## DATA ENTRIES
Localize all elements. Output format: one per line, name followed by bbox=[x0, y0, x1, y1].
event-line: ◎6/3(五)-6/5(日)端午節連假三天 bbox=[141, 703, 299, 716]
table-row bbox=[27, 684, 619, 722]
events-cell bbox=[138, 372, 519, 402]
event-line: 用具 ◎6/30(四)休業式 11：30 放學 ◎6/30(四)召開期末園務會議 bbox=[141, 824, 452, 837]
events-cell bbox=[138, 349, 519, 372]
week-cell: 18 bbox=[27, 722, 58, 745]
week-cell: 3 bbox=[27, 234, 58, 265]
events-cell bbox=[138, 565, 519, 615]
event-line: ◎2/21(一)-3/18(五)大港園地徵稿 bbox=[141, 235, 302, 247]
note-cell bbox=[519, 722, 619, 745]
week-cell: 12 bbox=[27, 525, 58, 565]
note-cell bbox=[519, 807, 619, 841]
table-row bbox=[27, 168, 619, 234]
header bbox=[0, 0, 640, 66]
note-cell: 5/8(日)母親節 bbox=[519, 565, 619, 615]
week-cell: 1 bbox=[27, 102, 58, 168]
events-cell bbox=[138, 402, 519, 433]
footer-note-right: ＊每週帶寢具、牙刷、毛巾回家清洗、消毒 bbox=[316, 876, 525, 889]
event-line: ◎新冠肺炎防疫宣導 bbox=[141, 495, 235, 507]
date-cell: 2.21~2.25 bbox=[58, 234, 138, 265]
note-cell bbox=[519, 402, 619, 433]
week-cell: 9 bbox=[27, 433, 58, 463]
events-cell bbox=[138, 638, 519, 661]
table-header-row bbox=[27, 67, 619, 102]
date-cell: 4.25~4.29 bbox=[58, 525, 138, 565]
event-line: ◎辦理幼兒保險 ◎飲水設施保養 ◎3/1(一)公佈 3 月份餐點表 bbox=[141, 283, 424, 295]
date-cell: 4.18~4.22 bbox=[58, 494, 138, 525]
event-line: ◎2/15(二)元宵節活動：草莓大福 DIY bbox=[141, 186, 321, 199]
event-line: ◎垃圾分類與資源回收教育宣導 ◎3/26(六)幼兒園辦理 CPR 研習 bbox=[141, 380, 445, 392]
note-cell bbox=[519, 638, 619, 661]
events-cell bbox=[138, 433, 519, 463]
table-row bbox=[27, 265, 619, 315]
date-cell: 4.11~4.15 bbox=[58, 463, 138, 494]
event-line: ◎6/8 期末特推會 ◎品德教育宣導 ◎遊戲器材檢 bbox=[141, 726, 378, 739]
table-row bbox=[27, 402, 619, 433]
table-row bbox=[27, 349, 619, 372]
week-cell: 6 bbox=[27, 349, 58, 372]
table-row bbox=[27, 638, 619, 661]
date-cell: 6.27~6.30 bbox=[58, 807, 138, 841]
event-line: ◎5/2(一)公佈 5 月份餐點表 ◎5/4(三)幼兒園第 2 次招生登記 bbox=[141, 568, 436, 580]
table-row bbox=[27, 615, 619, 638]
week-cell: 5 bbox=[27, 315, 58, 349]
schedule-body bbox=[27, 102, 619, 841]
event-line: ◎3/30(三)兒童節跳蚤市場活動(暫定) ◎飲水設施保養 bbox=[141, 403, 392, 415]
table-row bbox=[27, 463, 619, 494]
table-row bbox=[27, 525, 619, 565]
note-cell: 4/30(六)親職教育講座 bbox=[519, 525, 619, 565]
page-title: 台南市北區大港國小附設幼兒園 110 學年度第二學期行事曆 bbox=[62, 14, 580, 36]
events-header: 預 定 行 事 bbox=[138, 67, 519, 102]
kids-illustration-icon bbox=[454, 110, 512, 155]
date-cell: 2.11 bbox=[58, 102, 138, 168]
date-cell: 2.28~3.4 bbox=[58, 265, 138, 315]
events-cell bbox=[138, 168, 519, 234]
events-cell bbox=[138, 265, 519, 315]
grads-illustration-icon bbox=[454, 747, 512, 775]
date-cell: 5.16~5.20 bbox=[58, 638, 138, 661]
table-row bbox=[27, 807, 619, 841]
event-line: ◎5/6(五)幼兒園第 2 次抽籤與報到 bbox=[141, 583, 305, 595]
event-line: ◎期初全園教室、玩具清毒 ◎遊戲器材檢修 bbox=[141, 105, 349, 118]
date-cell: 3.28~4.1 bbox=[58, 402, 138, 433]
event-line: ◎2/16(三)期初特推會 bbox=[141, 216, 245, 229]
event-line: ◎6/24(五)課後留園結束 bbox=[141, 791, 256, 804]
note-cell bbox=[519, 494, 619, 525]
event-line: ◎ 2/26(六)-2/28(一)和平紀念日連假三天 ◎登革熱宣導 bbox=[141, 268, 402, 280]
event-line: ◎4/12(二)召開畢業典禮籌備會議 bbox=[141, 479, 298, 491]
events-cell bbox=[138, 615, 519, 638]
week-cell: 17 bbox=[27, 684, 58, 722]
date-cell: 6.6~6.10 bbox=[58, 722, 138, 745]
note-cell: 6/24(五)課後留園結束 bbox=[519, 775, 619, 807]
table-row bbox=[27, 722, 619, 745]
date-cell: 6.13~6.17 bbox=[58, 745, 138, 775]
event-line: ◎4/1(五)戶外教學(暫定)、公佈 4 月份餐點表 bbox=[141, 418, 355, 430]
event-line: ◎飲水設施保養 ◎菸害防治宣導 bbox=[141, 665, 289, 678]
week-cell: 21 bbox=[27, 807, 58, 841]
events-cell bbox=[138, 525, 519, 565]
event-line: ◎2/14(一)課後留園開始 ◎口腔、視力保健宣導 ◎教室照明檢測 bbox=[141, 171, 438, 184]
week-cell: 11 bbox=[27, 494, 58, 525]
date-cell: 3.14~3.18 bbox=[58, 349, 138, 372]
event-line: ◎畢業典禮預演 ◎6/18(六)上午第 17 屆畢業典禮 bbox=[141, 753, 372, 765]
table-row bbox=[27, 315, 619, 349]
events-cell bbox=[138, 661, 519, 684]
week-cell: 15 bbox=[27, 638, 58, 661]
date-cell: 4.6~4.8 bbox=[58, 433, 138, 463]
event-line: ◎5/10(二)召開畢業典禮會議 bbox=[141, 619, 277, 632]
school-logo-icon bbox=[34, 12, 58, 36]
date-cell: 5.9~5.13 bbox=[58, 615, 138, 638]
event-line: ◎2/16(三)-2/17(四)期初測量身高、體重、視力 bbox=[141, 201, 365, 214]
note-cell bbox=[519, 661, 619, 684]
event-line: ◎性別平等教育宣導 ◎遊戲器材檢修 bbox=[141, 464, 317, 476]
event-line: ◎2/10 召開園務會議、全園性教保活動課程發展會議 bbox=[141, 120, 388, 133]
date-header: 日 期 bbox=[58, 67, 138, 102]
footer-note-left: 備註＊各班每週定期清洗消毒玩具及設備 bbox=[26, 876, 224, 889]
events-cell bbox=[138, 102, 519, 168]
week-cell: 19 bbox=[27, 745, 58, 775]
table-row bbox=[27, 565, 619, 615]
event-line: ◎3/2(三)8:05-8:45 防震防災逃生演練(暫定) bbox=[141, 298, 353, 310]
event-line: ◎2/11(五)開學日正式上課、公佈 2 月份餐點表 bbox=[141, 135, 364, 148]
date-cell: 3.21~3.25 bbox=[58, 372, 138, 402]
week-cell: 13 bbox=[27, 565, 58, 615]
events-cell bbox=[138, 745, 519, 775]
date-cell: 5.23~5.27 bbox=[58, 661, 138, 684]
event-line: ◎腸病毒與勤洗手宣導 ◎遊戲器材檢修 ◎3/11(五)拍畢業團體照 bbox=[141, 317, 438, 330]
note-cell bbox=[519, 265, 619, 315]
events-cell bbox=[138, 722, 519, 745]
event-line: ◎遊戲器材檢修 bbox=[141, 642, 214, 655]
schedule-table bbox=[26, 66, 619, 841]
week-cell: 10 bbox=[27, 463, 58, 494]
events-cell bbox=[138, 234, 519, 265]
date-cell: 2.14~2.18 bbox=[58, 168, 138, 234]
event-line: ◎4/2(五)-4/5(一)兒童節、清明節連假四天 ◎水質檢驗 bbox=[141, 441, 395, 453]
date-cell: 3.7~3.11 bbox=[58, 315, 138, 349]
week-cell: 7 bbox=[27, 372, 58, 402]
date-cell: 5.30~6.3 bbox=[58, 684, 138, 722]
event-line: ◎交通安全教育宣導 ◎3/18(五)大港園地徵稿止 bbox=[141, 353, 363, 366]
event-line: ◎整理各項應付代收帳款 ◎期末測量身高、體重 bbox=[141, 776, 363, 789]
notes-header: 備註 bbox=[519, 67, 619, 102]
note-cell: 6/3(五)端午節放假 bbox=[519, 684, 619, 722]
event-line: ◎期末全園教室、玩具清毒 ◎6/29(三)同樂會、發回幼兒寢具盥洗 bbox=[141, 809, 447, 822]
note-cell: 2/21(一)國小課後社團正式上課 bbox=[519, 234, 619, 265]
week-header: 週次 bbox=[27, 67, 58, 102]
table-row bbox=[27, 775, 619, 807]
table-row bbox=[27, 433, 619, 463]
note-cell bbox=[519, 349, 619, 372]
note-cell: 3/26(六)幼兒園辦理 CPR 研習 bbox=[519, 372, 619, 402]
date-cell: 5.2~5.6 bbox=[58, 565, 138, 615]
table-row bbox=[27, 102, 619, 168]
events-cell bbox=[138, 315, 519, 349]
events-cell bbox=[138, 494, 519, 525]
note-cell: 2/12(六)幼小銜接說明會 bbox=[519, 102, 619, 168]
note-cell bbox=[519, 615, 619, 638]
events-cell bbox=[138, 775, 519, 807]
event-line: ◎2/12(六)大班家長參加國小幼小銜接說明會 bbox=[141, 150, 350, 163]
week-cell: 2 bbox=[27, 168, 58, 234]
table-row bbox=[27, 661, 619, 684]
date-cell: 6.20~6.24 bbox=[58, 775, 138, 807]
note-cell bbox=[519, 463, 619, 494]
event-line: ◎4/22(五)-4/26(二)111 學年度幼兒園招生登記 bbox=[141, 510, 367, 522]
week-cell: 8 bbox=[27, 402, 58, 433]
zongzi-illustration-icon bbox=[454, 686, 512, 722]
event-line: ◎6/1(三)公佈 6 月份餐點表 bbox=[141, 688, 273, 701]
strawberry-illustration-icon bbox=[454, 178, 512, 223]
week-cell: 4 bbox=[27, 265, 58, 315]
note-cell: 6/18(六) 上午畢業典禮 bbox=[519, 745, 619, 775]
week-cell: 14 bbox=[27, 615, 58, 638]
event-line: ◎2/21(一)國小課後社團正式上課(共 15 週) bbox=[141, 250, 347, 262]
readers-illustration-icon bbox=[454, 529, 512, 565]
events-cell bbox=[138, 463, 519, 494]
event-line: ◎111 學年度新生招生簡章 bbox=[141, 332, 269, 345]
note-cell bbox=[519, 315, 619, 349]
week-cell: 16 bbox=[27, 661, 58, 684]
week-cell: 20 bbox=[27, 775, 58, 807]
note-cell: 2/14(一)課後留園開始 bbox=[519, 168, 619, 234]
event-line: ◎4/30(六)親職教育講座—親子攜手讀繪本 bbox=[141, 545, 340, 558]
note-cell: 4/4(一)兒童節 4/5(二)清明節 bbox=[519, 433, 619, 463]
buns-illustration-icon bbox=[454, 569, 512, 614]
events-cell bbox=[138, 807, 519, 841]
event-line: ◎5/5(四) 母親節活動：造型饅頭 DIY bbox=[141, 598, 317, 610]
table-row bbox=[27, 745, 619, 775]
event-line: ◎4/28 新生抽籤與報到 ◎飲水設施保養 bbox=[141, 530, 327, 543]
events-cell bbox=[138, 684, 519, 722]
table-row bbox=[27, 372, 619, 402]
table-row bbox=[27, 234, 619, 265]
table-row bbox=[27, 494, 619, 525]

## GIVEN TASK
Reproduce the rows from the start through the line containing "table-row bbox=[27, 168, 619, 234]", inclusive, substituting "week-number-cell" for "week-cell" and changing nothing else.

## FULL RESPONSE
Localize all elements. Output format: one per line, name followed by bbox=[x0, y0, x1, y1].
event-line: ◎6/3(五)-6/5(日)端午節連假三天 bbox=[141, 703, 299, 716]
table-row bbox=[27, 684, 619, 722]
events-cell bbox=[138, 372, 519, 402]
event-line: 用具 ◎6/30(四)休業式 11：30 放學 ◎6/30(四)召開期末園務會議 bbox=[141, 824, 452, 837]
events-cell bbox=[138, 349, 519, 372]
week-number-cell: 18 bbox=[27, 722, 58, 745]
week-number-cell: 3 bbox=[27, 234, 58, 265]
events-cell bbox=[138, 565, 519, 615]
event-line: ◎2/21(一)-3/18(五)大港園地徵稿 bbox=[141, 235, 302, 247]
note-cell bbox=[519, 722, 619, 745]
week-number-cell: 12 bbox=[27, 525, 58, 565]
note-cell bbox=[519, 807, 619, 841]
table-row bbox=[27, 168, 619, 234]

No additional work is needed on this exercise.